━━━━━ TASK INPUT ━━━━━
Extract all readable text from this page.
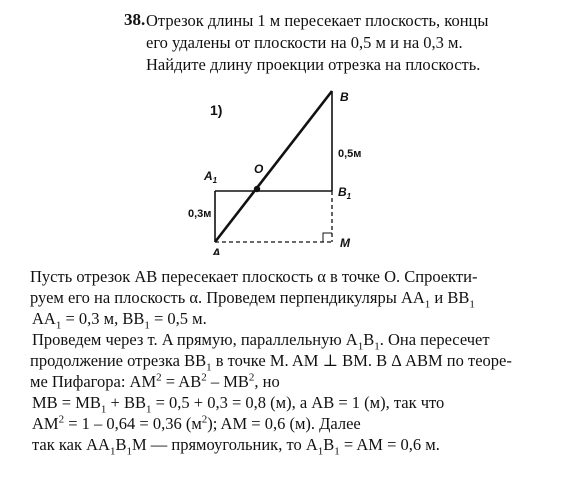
38. Отрезок длины 1 м пересекает плоскость, концы
его удалены от плоскости на 0,5 м и на 0,3 м.
Найдите длину проекции отрезка на плоскость.
1)
B
0,5м
$B_1$
$A_1$
0,3м
A
O
M
Пусть отрезок AB пересекает плоскость α в точке O. Спроекти-
руем его на плоскость α. Проведем перпендикуляры $AA_1$ и $BB_1$
$AA_1 = 0,3$ м, $BB_1 = 0,5$ м.
Проведем через т. A прямую, параллельную $A_1B_1$. Она пересечет
продолжение отрезка $BB_1$ в точке M. AM ⊥ BM. В Δ ABM по теоре-
ме Пифагора: $AM^2 = AB^2 - MB^2$, но
MB = $MB_1 + BB_1 = 0,5 + 0,3 = 0,8$ (м), а AB = 1 (м), так что
$AM^2 = 1 - 0,64 = 0,36$ $(м^2)$; AM = 0,6 (м). Далее
так как $AA_1B_1M$ — прямоугольник, то $A_1B_1$ = AM = 0,6 м.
━━━━━
> [WRITTEN PROBLEM]:
Copy all the lines of data exactly as they appear, dropping any images.

> [THE ANSWER]:
Extract all readable text from this page.
38. Отрезок длины 1 м пересекает плоскость, концы
его удалены от плоскости на 0,5 м и на 0,3 м.
Найдите длину проекции отрезка на плоскость.
1)
B
0,5м
$B_1$
$A_1$
0,3м
A
O
M
Пусть отрезок AB пересекает плоскость α в точке O. Спроекти-
руем его на плоскость α. Проведем перпендикуляры $AA_1$ и $BB_1$
$AA_1 = 0,3$ м, $BB_1 = 0,5$ м.
Проведем через т. A прямую, параллельную $A_1B_1$. Она пересечет
продолжение отрезка $BB_1$ в точке M. AM ⊥ BM. В Δ ABM по теоре-
ме Пифагора: $AM^2 = AB^2 - MB^2$, но
MB = $MB_1 + BB_1 = 0,5 + 0,3 = 0,8$ (м), а AB = 1 (м), так что
$AM^2 = 1 - 0,64 = 0,36$ $(м^2)$; AM = 0,6 (м). Далее
так как $AA_1B_1M$ — прямоугольник, то $A_1B_1$ = AM = 0,6 м.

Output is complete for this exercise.